▸ **What the exercise asks**
For each line below that contains the string "ccgp", copy that line.

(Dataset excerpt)
-- begin --
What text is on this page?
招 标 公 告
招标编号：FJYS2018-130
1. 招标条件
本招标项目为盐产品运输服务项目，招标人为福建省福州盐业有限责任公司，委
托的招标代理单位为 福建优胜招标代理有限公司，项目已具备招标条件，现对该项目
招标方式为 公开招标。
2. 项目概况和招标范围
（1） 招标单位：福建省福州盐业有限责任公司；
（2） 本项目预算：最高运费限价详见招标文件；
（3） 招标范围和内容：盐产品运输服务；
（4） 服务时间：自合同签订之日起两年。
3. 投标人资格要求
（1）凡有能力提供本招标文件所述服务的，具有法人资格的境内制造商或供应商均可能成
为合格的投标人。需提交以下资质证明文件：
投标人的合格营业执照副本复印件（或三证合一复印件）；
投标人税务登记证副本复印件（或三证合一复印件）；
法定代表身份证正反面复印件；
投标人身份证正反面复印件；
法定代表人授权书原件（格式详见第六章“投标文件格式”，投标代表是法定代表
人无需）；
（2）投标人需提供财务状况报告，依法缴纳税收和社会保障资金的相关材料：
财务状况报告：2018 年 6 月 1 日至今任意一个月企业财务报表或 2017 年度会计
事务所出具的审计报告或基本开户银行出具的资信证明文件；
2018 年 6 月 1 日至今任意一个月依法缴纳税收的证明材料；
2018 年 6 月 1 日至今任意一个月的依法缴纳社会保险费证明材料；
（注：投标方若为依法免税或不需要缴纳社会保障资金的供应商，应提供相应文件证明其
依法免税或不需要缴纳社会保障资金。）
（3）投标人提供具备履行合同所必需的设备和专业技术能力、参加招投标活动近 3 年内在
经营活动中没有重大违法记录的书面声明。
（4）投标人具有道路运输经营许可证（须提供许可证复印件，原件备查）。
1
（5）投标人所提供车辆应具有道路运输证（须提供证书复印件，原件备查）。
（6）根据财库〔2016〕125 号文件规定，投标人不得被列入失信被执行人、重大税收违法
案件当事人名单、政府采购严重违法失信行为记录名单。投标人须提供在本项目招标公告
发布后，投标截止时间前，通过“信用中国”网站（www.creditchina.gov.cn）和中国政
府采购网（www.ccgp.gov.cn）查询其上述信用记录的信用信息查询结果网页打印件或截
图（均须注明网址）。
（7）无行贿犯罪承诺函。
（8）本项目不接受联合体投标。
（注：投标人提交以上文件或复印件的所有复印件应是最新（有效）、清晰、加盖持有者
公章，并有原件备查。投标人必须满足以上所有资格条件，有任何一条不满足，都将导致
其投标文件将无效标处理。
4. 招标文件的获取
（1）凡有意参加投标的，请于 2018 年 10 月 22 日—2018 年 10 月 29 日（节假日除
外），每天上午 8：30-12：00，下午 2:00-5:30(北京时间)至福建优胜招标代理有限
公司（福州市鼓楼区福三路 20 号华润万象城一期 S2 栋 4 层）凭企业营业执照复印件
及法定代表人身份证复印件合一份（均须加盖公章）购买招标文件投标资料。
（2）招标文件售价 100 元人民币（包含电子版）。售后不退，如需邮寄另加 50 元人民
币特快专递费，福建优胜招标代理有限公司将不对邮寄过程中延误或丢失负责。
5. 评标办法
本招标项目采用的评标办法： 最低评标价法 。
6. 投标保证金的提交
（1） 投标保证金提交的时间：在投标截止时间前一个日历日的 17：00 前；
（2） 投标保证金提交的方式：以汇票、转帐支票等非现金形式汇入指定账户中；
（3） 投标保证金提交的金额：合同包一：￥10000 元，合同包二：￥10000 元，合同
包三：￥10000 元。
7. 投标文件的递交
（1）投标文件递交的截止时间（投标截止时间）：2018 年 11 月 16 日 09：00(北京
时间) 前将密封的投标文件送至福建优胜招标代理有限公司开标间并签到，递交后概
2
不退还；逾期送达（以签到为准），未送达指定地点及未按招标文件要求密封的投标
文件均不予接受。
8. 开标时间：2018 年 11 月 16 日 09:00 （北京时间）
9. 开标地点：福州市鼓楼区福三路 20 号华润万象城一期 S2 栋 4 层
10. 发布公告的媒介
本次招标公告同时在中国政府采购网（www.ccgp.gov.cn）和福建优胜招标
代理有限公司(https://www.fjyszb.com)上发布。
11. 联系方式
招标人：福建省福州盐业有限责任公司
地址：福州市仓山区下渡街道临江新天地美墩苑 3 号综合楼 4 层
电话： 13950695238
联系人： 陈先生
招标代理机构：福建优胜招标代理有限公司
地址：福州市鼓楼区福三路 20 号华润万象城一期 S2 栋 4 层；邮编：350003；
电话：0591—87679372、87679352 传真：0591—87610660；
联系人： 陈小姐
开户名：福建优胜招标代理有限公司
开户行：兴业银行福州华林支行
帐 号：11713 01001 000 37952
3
-- end --
▸ **Output**
府采购网（www.ccgp.gov.cn）查询其上述信用记录的信用信息查询结果网页打印件或截
本次招标公告同时在中国政府采购网（www.ccgp.gov.cn）和福建优胜招标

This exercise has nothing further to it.